(Dataset items)
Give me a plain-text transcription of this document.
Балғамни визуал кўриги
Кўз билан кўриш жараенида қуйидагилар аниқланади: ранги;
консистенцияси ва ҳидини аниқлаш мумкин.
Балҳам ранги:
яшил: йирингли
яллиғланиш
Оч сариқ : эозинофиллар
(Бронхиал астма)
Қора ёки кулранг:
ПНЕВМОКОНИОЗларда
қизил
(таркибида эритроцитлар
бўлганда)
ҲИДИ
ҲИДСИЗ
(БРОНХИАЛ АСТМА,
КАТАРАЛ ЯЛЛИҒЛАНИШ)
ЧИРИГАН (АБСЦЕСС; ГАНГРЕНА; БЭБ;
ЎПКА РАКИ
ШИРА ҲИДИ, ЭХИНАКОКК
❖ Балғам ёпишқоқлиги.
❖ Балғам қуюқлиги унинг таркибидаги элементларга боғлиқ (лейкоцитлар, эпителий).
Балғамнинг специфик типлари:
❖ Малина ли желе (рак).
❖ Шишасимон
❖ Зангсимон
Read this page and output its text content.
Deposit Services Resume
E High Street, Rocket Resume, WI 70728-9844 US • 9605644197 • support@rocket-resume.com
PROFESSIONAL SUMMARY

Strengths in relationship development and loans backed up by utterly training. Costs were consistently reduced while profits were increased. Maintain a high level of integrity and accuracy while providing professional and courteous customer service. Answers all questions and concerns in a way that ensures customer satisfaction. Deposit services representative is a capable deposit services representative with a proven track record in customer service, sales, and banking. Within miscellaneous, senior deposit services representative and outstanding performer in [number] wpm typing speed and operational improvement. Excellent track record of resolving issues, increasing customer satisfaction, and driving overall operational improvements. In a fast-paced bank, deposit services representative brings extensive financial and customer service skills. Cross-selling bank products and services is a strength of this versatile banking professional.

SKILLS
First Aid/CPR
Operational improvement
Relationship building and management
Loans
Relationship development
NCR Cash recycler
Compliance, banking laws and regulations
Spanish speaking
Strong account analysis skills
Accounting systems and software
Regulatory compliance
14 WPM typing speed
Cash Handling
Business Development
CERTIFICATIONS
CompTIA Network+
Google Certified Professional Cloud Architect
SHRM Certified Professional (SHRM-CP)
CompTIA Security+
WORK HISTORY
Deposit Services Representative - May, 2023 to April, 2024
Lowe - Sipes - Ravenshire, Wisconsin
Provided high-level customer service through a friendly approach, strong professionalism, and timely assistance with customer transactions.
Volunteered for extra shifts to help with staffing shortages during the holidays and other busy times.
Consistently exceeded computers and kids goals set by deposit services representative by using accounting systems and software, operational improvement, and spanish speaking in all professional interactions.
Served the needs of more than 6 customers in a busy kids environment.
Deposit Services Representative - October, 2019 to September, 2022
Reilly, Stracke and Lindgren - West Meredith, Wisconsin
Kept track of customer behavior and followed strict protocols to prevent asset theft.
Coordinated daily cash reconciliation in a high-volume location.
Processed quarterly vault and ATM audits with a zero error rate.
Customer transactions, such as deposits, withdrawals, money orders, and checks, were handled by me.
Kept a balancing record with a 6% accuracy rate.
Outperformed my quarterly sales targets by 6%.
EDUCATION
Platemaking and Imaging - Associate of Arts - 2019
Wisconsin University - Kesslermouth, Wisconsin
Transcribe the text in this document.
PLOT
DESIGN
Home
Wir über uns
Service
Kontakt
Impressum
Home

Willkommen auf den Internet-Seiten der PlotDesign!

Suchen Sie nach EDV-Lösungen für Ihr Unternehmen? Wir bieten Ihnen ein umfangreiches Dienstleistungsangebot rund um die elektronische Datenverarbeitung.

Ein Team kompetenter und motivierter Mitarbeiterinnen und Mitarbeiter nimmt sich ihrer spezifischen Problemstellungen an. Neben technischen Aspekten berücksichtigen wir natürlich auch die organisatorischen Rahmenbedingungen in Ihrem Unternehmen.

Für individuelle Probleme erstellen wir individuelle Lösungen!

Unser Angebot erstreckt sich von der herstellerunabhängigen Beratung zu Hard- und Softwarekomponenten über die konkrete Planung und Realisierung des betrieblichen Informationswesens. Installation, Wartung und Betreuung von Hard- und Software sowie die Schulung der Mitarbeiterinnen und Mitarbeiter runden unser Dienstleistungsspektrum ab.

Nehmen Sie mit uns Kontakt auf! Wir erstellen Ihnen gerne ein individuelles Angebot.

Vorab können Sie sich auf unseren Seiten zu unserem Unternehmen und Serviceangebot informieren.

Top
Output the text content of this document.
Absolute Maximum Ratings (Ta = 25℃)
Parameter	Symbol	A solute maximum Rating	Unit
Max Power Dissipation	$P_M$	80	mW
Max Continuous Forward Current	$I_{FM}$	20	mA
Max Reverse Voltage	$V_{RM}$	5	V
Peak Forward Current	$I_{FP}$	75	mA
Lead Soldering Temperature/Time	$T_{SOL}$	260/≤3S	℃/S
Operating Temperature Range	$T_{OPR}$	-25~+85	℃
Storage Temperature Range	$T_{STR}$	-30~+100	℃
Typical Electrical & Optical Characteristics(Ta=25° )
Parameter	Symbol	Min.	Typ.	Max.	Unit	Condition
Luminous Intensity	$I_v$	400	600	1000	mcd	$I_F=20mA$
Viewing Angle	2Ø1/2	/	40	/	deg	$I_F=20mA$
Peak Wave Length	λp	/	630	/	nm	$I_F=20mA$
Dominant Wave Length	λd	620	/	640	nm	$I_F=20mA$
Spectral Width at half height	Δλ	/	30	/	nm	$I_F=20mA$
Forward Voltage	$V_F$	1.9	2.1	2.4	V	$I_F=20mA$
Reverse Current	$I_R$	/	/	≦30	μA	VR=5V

Exercise task: Search the data for "Reverse". Copy every line that has it.

Solution to this task:
Max Reverse Voltage	$V_{RM}$	5	V
Reverse Current	$I_R$	/	/	≦30	μA	VR=5V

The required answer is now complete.